» **WHAT THE TASK ASKS**
Lay out everything in the records from the line containing "bar (800, 151, 840, 196)" down to the line containing "bar (592, 198, 633, 233)", both included, as a JSON list of strings with one string per line and blank lines left out.

» **ROWS**

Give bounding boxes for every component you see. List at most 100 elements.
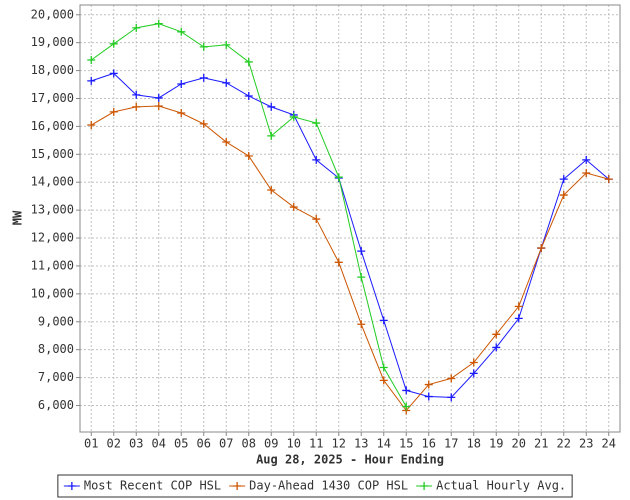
marker-shape bbox=[312, 215, 321, 224]
marker-shape bbox=[233, 482, 242, 490]
marker-shape bbox=[177, 79, 186, 88]
marker bbox=[87, 76, 96, 85]
marker bbox=[334, 258, 343, 267]
marker-shape bbox=[177, 27, 186, 36]
marker bbox=[402, 402, 411, 411]
x-tick-label: 16 bbox=[422, 437, 436, 451]
marker-shape bbox=[154, 102, 163, 111]
marker bbox=[244, 151, 253, 160]
marker bbox=[379, 363, 388, 372]
marker-shape bbox=[109, 69, 118, 78]
marker bbox=[312, 215, 321, 224]
marker-shape bbox=[469, 358, 478, 367]
marker-shape bbox=[379, 316, 388, 325]
x-axis-label: Aug 28, 2025 - Hour Ending bbox=[256, 453, 444, 467]
marker bbox=[87, 121, 96, 130]
marker-shape bbox=[109, 107, 118, 116]
legend-label: Actual Hourly Avg. bbox=[436, 479, 566, 493]
x-tick-label: 20 bbox=[512, 437, 526, 451]
x-tick-label: 10 bbox=[287, 437, 301, 451]
marker bbox=[537, 244, 546, 253]
marker bbox=[469, 369, 478, 378]
marker-shape bbox=[289, 112, 298, 121]
marker-shape bbox=[199, 73, 208, 82]
marker-shape bbox=[312, 155, 321, 164]
x-tick-label: 15 bbox=[399, 437, 413, 451]
marker bbox=[357, 247, 366, 256]
x-tick-label: 07 bbox=[219, 437, 233, 451]
marker bbox=[154, 102, 163, 111]
marker bbox=[357, 273, 366, 282]
marker-shape bbox=[514, 302, 523, 311]
y-tick-label: 19,000 bbox=[31, 35, 74, 49]
x-tick-label: 24 bbox=[602, 437, 616, 451]
marker-shape bbox=[424, 380, 433, 389]
y-tick-label: 18,000 bbox=[31, 63, 74, 77]
marker bbox=[492, 343, 501, 352]
x-tick-label: 18 bbox=[467, 437, 481, 451]
marker bbox=[334, 173, 343, 182]
marker-shape bbox=[447, 393, 456, 402]
x-tick-label: 04 bbox=[152, 437, 166, 451]
marker-shape bbox=[469, 369, 478, 378]
marker bbox=[233, 482, 242, 490]
marker-shape bbox=[379, 376, 388, 385]
marker bbox=[267, 131, 276, 140]
series-line bbox=[90, 105, 609, 412]
legend-item: Day-Ahead 1430 COP HSL bbox=[229, 479, 408, 493]
y-tick-label: 16,000 bbox=[31, 119, 74, 133]
x-tick-label: 01 bbox=[84, 437, 98, 451]
marker-shape bbox=[402, 386, 411, 395]
legend-item: Most Recent COP HSL bbox=[63, 479, 221, 493]
marker-shape bbox=[67, 482, 76, 490]
marker bbox=[424, 380, 433, 389]
x-tick-label: 17 bbox=[444, 437, 458, 451]
y-tick-label: 17,000 bbox=[31, 91, 74, 105]
legend-box bbox=[57, 474, 573, 498]
x-tick-label: 08 bbox=[242, 437, 256, 451]
y-tick-label: 12,000 bbox=[31, 231, 74, 245]
marker bbox=[177, 109, 186, 118]
marker bbox=[492, 330, 501, 339]
marker bbox=[514, 302, 523, 311]
marker bbox=[199, 73, 208, 82]
marker bbox=[420, 482, 429, 490]
marker bbox=[289, 112, 298, 121]
x-tick-label: 11 bbox=[309, 437, 323, 451]
x-tick-label: 14 bbox=[377, 437, 391, 451]
marker-shape bbox=[87, 121, 96, 130]
x-tick-label: 23 bbox=[579, 437, 593, 451]
marker-shape bbox=[244, 91, 253, 100]
y-tick-label: 7,000 bbox=[38, 370, 74, 384]
marker bbox=[222, 78, 231, 87]
y-tick-label: 20,000 bbox=[31, 7, 74, 21]
marker-shape bbox=[109, 39, 118, 48]
marker-shape bbox=[357, 247, 366, 256]
marker-shape bbox=[514, 314, 523, 323]
marker-shape bbox=[87, 55, 96, 64]
marker bbox=[559, 175, 568, 184]
marker-shape bbox=[289, 203, 298, 212]
plot-area bbox=[80, 5, 620, 432]
marker bbox=[582, 155, 591, 164]
marker-shape bbox=[420, 482, 429, 490]
marker bbox=[379, 376, 388, 385]
y-tick-label: 11,000 bbox=[31, 258, 74, 272]
marker bbox=[244, 57, 253, 66]
legend-label: Day-Ahead 1430 COP HSL bbox=[249, 479, 408, 493]
legend-item: Actual Hourly Avg. bbox=[416, 479, 566, 493]
marker bbox=[177, 27, 186, 36]
marker bbox=[604, 175, 613, 184]
marker bbox=[402, 386, 411, 395]
marker-shape bbox=[132, 23, 141, 32]
marker bbox=[357, 320, 366, 329]
marker-shape bbox=[559, 175, 568, 184]
y-tick-label: 14,000 bbox=[31, 175, 74, 189]
marker bbox=[582, 169, 591, 178]
marker bbox=[267, 186, 276, 195]
y-tick-label: 13,000 bbox=[31, 203, 74, 217]
marker-shape bbox=[402, 402, 411, 411]
marker bbox=[424, 392, 433, 401]
marker bbox=[154, 93, 163, 102]
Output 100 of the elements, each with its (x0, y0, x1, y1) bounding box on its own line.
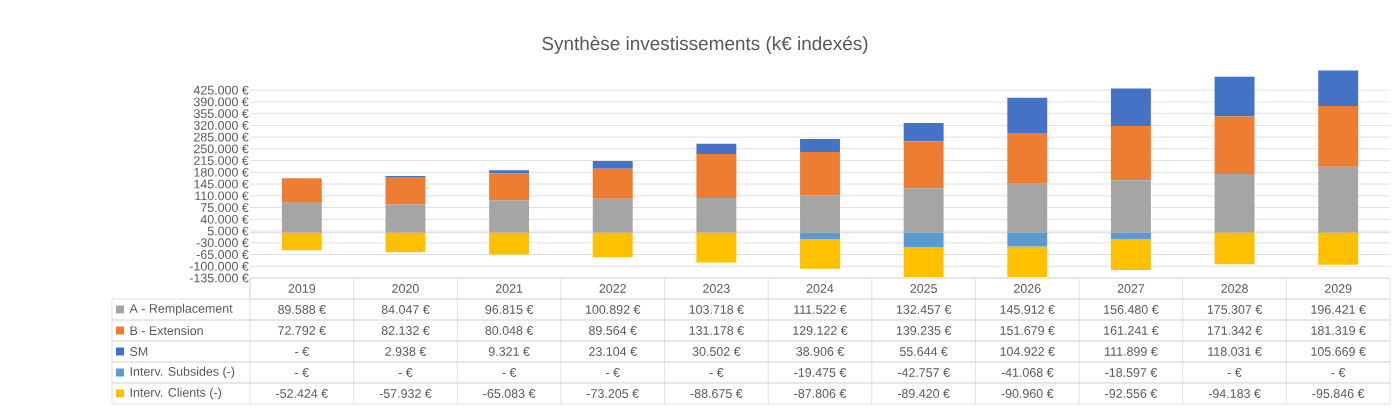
bar (800, 151, 840, 196)
bar (592, 161, 633, 169)
x-tick-label: 2029 (1324, 284, 1352, 293)
data-label: 96.815 € (485, 305, 534, 314)
bar (903, 188, 944, 233)
y-tick-label: 180.000 € (194, 167, 249, 177)
data-label: - € (502, 368, 517, 377)
bar (1318, 232, 1359, 265)
bar (1214, 173, 1255, 233)
bar (1318, 70, 1359, 106)
data-label: -52.424 € (276, 389, 328, 398)
bar (592, 198, 633, 233)
y-tick-label: 5.000 € (207, 226, 249, 236)
y-tick-label: 145.000 € (194, 179, 249, 189)
x-tick-label: 2021 (495, 284, 523, 293)
data-label: 84.047 € (381, 305, 430, 314)
bar (385, 176, 426, 205)
legend-label: SM (130, 347, 148, 356)
bar (385, 232, 426, 253)
bar (489, 173, 530, 201)
bar (696, 197, 737, 233)
y-tick-label: 355.000 € (193, 109, 249, 119)
data-label: - € (1331, 368, 1346, 377)
y-tick-label: 250.000 € (194, 144, 249, 154)
data-label: 82.132 € (381, 326, 430, 335)
data-label: 100.892 € (585, 305, 641, 314)
y-tick-label: 215.000 € (194, 156, 249, 165)
data-label: 156.480 € (1104, 305, 1159, 314)
data-label: 104.922 € (1000, 347, 1055, 356)
bar (592, 168, 633, 199)
x-tick-label: 2020 (392, 284, 419, 293)
data-label: 23.104 € (589, 347, 637, 356)
bar (696, 232, 737, 263)
data-label: 89.588 € (278, 305, 326, 314)
data-label: -41.068 € (1001, 368, 1054, 377)
y-tick-label: 320.000 € (193, 120, 249, 130)
y-tick-label: 75.000 € (200, 203, 249, 212)
data-label: 2.938 € (385, 347, 427, 356)
data-label: 72.792 € (278, 326, 326, 335)
data-label: -87.806 € (794, 389, 847, 398)
bar (489, 170, 530, 174)
bar (1007, 97, 1048, 133)
bar (1214, 116, 1255, 174)
data-label: 181.319 € (1311, 326, 1366, 335)
data-label: 151.679 € (1000, 326, 1055, 335)
bar (696, 143, 737, 154)
bar (1318, 166, 1359, 233)
bar (1007, 183, 1048, 233)
x-tick-label: 2023 (703, 284, 730, 293)
bar (1318, 105, 1359, 167)
bar (903, 122, 944, 142)
bar (903, 247, 944, 278)
data-label: 30.502 € (692, 347, 741, 356)
data-label: 129.122 € (793, 326, 848, 335)
y-tick-label: 425.000 € (193, 85, 249, 95)
y-tick-label: -100.000 € (189, 261, 249, 271)
bar (1110, 88, 1151, 127)
chart-title: Synthèse investissements (k€ indexés) (542, 36, 868, 54)
data-label: 161.241 € (1104, 326, 1159, 335)
bar (281, 232, 322, 251)
bar (1007, 232, 1048, 247)
data-label: 118.031 € (1208, 347, 1262, 356)
bar (489, 232, 530, 255)
data-label: - € (295, 347, 309, 356)
legend-label: B - Extension (130, 325, 203, 336)
data-label: 89.564 € (589, 326, 637, 335)
data-label: 111.899 € (1105, 347, 1158, 356)
y-tick-label: -30.000 € (196, 238, 249, 248)
x-tick-label: 2026 (1014, 284, 1041, 293)
data-label: -19.475 € (794, 368, 847, 377)
y-tick-label: 390.000 € (193, 97, 249, 107)
bar (1007, 132, 1048, 184)
data-label: 132.457 € (896, 305, 952, 314)
y-tick-label: -65.000 € (196, 250, 249, 259)
legend-label: A - Remplacement (129, 303, 233, 316)
bar (903, 232, 944, 248)
bar (1110, 126, 1151, 181)
data-label: - € (398, 368, 413, 377)
bar (592, 232, 633, 258)
x-tick-label: 2027 (1117, 284, 1145, 293)
data-label: -89.420 € (897, 389, 950, 398)
bar (1214, 76, 1255, 117)
bar (1110, 238, 1151, 270)
y-tick-label: -135.000 € (189, 273, 249, 283)
data-label: -92.556 € (1105, 389, 1158, 398)
legend-label: Interv. Subsides (-) (130, 366, 235, 379)
data-label: 103.718 € (689, 305, 744, 314)
data-label: - € (1227, 368, 1242, 377)
bar (1214, 232, 1255, 265)
data-label: -73.205 € (586, 389, 639, 398)
data-label: -18.597 € (1105, 368, 1158, 377)
data-label: 139.235 € (896, 326, 952, 335)
bar (281, 202, 322, 233)
bar (1110, 180, 1151, 233)
data-label: -88.675 € (690, 389, 743, 398)
y-tick-label: 110.000 € (195, 191, 249, 201)
bar (800, 138, 840, 152)
bar (696, 153, 737, 198)
data-label: -94.183 € (1208, 389, 1261, 398)
bar (281, 178, 322, 203)
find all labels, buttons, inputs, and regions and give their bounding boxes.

» **TASK RESPONSE**
[
  "bar (800, 151, 840, 196)",
  "bar (592, 161, 633, 169)",
  "x-tick-label: 2029 (1324, 284, 1352, 293)",
  "data-label: 96.815 € (485, 305, 534, 314)",
  "bar (903, 188, 944, 233)",
  "y-tick-label: 180.000 € (194, 167, 249, 177)",
  "data-label: - € (502, 368, 517, 377)",
  "bar (1318, 232, 1359, 265)",
  "bar (1214, 173, 1255, 233)",
  "bar (1318, 70, 1359, 106)",
  "data-label: -52.424 € (276, 389, 328, 398)",
  "bar (592, 198, 633, 233)"
]